Filter the entries that follow, copying every line in which the word "ROAD" appears.

(Excerpt from a dataset)
□ □ □ □ □
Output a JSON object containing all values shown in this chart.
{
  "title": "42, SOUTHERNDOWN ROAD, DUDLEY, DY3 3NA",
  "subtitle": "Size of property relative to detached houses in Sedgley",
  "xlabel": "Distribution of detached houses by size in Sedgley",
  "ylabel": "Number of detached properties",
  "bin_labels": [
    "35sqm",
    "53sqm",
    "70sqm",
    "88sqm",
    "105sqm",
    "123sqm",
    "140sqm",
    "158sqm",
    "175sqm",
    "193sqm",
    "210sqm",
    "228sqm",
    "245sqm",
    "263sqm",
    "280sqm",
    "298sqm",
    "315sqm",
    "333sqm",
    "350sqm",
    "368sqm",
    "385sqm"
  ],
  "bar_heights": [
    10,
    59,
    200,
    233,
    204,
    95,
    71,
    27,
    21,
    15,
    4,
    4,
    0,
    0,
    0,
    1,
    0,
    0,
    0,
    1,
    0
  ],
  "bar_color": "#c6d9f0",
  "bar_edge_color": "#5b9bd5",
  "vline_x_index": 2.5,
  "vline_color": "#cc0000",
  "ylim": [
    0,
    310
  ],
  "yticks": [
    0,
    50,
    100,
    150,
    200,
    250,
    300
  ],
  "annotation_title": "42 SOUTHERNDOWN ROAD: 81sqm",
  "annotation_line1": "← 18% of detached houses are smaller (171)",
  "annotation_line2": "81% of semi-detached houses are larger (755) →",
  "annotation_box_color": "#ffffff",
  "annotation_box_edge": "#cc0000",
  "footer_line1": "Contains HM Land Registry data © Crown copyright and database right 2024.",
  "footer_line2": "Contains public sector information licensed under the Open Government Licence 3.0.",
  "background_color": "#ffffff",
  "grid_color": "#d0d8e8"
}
□ □ □ □ □
• _CORRECT RESPONSE_:
  "title": "42, SOUTHERNDOWN ROAD, DUDLEY, DY3 3NA",
  "annotation_title": "42 SOUTHERNDOWN ROAD: 81sqm",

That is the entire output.